=== Job ===
Write out the items word for word. Begin at the first line, and stop after the line that contains "esc-key-badge: Esc bbox=[889, 66, 936, 108]".

=== Rows from a layout dataset ===
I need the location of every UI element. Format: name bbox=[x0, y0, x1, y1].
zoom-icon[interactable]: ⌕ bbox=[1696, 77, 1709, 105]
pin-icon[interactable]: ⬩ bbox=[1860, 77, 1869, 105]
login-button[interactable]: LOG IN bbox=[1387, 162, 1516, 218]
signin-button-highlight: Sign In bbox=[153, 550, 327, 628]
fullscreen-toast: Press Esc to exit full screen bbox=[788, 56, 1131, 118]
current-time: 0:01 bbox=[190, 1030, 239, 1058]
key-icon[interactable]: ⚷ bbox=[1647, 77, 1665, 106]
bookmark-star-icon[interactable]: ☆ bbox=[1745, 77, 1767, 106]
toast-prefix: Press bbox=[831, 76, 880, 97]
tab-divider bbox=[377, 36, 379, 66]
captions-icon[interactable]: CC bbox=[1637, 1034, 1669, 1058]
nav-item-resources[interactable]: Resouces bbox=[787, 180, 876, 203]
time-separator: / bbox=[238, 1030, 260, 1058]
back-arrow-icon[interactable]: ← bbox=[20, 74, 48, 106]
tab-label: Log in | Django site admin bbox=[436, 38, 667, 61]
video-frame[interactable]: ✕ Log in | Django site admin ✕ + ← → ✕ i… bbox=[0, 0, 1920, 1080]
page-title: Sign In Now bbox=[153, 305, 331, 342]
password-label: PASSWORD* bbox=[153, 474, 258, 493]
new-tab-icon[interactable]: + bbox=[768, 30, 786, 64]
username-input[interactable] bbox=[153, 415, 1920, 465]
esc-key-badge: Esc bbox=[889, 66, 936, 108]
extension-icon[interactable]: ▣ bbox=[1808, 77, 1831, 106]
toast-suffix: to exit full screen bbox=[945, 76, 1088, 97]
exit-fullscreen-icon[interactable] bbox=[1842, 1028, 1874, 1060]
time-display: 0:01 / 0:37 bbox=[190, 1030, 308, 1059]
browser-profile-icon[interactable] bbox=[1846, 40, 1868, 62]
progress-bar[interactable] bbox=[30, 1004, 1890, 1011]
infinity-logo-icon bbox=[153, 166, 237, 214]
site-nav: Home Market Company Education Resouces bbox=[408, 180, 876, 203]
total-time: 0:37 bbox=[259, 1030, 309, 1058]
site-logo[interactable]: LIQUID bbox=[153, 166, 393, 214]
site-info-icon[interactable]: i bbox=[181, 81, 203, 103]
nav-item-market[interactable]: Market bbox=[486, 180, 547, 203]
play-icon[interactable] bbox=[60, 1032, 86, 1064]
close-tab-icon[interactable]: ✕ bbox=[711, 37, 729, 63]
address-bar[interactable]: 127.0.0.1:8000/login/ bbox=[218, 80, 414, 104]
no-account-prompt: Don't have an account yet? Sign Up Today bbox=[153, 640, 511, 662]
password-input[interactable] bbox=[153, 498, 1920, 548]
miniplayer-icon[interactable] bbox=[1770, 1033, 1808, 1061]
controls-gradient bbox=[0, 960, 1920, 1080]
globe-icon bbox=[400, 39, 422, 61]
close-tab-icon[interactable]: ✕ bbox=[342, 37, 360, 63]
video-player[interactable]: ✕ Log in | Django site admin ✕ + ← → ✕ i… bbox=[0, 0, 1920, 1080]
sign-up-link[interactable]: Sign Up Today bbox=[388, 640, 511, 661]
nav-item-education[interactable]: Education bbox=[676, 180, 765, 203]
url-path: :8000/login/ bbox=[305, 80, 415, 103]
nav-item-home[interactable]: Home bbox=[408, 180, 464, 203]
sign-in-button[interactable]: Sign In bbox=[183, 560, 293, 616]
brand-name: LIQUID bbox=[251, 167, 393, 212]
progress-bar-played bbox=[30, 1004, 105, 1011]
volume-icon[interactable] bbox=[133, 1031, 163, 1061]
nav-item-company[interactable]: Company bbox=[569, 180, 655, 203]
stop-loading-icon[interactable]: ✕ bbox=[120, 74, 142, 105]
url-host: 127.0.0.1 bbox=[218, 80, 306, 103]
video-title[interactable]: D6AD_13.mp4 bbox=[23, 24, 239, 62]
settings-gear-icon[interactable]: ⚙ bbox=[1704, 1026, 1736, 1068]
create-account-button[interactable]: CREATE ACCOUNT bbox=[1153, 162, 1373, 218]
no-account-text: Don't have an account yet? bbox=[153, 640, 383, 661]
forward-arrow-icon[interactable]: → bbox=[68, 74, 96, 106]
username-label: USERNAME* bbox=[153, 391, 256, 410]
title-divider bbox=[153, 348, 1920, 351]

=== Written response ===
I need the location of every UI element. Format: name bbox=[x0, y0, x1, y1].
zoom-icon[interactable]: ⌕ bbox=[1696, 77, 1709, 105]
pin-icon[interactable]: ⬩ bbox=[1860, 77, 1869, 105]
login-button[interactable]: LOG IN bbox=[1387, 162, 1516, 218]
signin-button-highlight: Sign In bbox=[153, 550, 327, 628]
fullscreen-toast: Press Esc to exit full screen bbox=[788, 56, 1131, 118]
current-time: 0:01 bbox=[190, 1030, 239, 1058]
key-icon[interactable]: ⚷ bbox=[1647, 77, 1665, 106]
bookmark-star-icon[interactable]: ☆ bbox=[1745, 77, 1767, 106]
toast-prefix: Press bbox=[831, 76, 880, 97]
tab-divider bbox=[377, 36, 379, 66]
captions-icon[interactable]: CC bbox=[1637, 1034, 1669, 1058]
nav-item-resources[interactable]: Resouces bbox=[787, 180, 876, 203]
time-separator: / bbox=[238, 1030, 260, 1058]
back-arrow-icon[interactable]: ← bbox=[20, 74, 48, 106]
tab-label: Log in | Django site admin bbox=[436, 38, 667, 61]
video-frame[interactable]: ✕ Log in | Django site admin ✕ + ← → ✕ i… bbox=[0, 0, 1920, 1080]
page-title: Sign In Now bbox=[153, 305, 331, 342]
password-label: PASSWORD* bbox=[153, 474, 258, 493]
new-tab-icon[interactable]: + bbox=[768, 30, 786, 64]
username-input[interactable] bbox=[153, 415, 1920, 465]
esc-key-badge: Esc bbox=[889, 66, 936, 108]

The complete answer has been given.